(Dataset records)

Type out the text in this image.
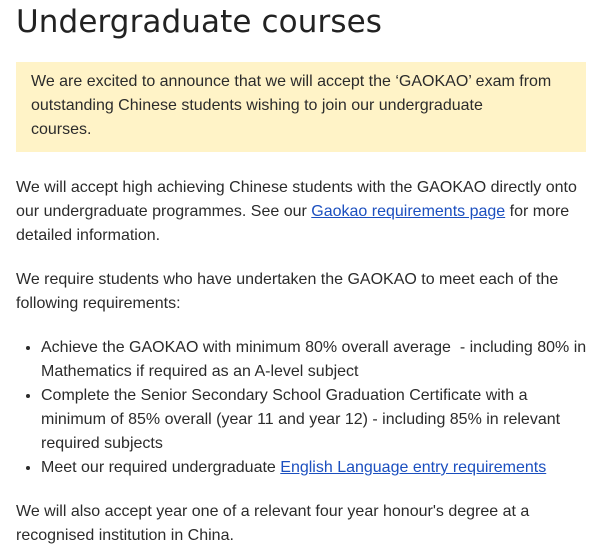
Undergraduate courses
We are excited to announce that we will accept the ‘GAOKAO’ exam from
outstanding Chinese students wishing to join our undergraduate
courses.

We will accept high achieving Chinese students with the GAOKAO directly onto
our undergraduate programmes. See our Gaokao requirements page for more
detailed information.

We require students who have undertaken the GAOKAO to meet each of the
following requirements:

• Achieve the GAOKAO with minimum 80% overall average  - including 80% in
Mathematics if required as an A-level subject
• Complete the Senior Secondary School Graduation Certificate with a
minimum of 85% overall (year 11 and year 12) - including 85% in relevant
required subjects
• Meet our required undergraduate English Language entry requirements

We will also accept year one of a relevant four year honour's degree at a
recognised institution in China.
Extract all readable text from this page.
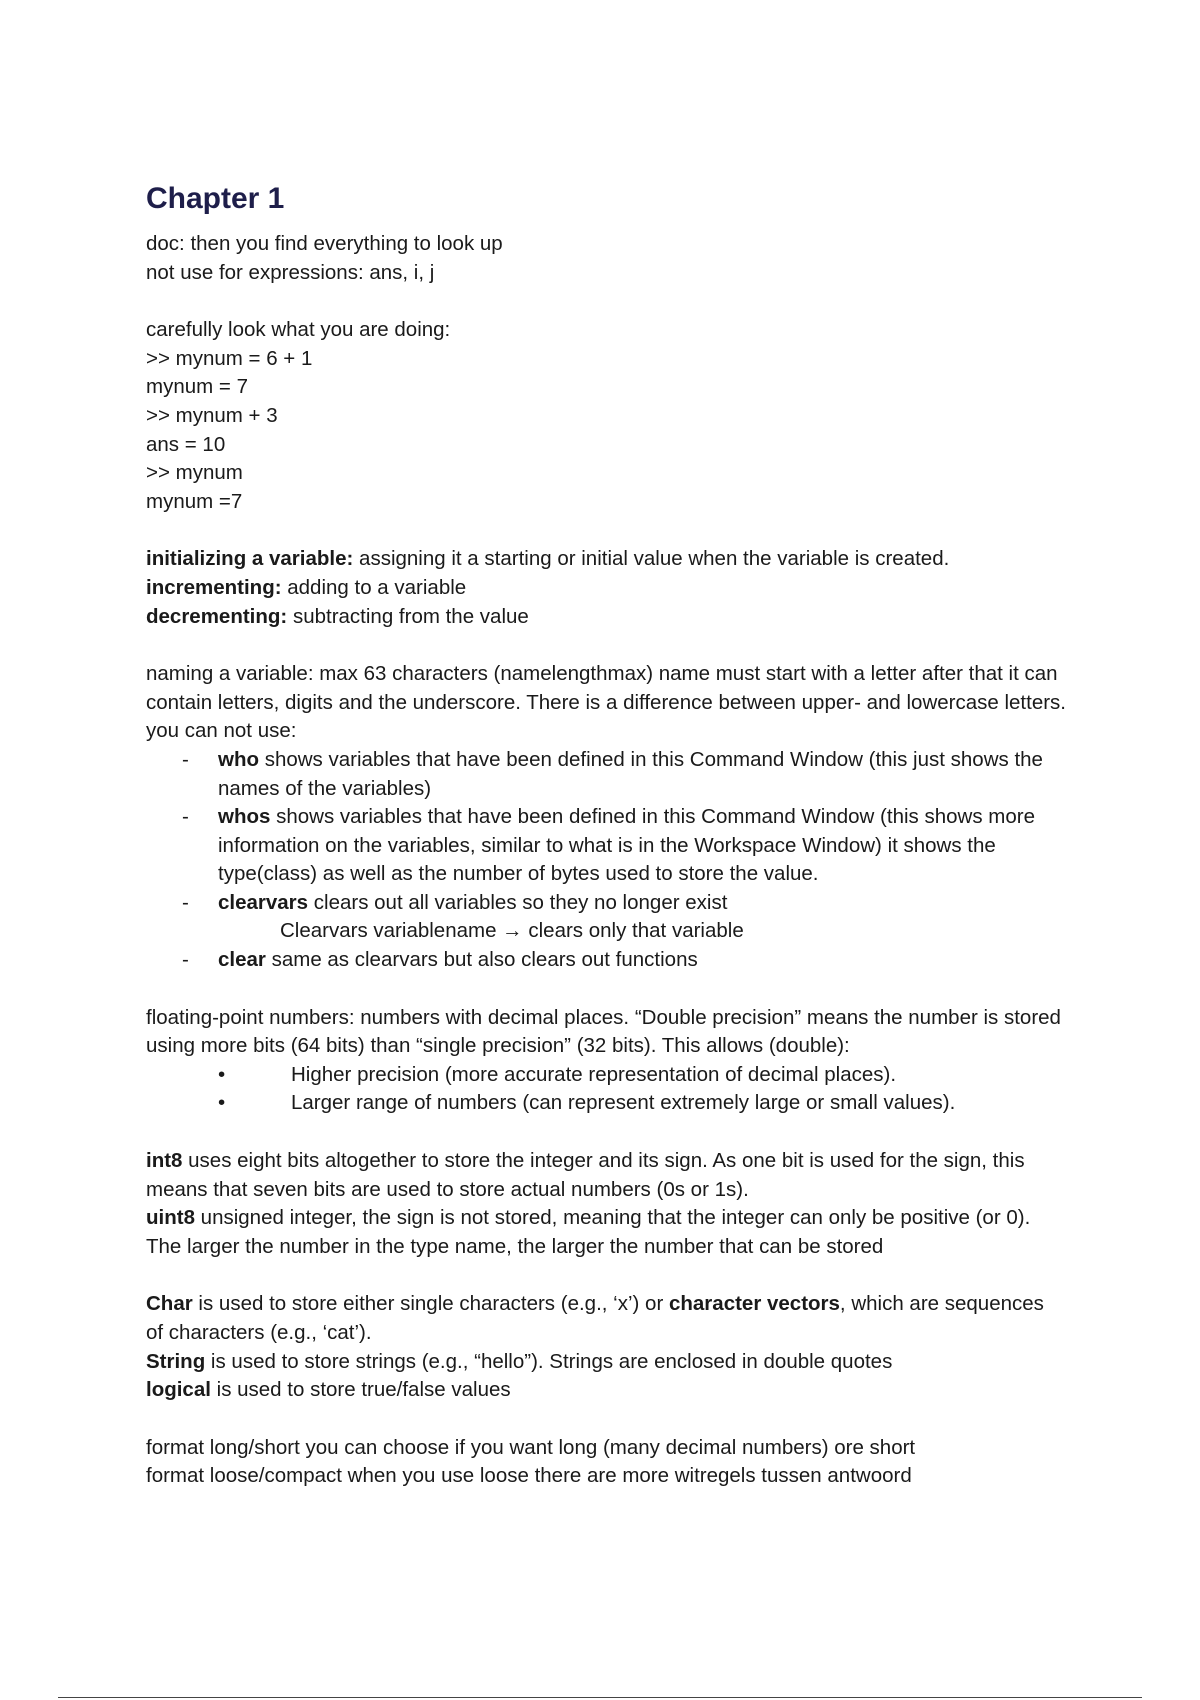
Chapter 1
doc: then you find everything to look up
not use for expressions: ans, i, j
carefully look what you are doing:
>> mynum = 6 + 1
mynum = 7
>> mynum + 3
ans = 10
>> mynum
mynum =7
initializing a variable: assigning it a starting or initial value when the variable is created.
incrementing: adding to a variable
decrementing: subtracting from the value
naming a variable: max 63 characters (namelengthmax) name must start with a letter after that it can contain letters, digits and the underscore. There is a difference between upper- and lowercase letters. you can not use:
- who shows variables that have been defined in this Command Window (this just shows the names of the variables)
- whos shows variables that have been defined in this Command Window (this shows more information on the variables, similar to what is in the Workspace Window) it shows the type(class) as well as the number of bytes used to store the value.
- clearvars clears out all variables so they no longer exist
Clearvars variablename → clears only that variable
- clear same as clearvars but also clears out functions
floating-point numbers: numbers with decimal places. “Double precision” means the number is stored using more bits (64 bits) than “single precision” (32 bits). This allows (double):
•	Higher precision (more accurate representation of decimal places).
•	Larger range of numbers (can represent extremely large or small values).
int8 uses eight bits altogether to store the integer and its sign. As one bit is used for the sign, this means that seven bits are used to store actual numbers (0s or 1s).
uint8 unsigned integer, the sign is not stored, meaning that the integer can only be positive (or 0).
The larger the number in the type name, the larger the number that can be stored
Char is used to store either single characters (e.g., ‘x’) or character vectors, which are sequences of characters (e.g., ‘cat’).
String is used to store strings (e.g., “hello”). Strings are enclosed in double quotes
logical is used to store true/false values
format long/short you can choose if you want long (many decimal numbers) ore short
format loose/compact when you use loose there are more witregels tussen antwoord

→ **WHAT YOU NEED TO DO**
Look through the data and show every line containing "required".

→ **RESPONSE TO THE TASK**
Mathematics if required as an A-level subject
required subjects
• Meet our required undergraduate English Language entry requirements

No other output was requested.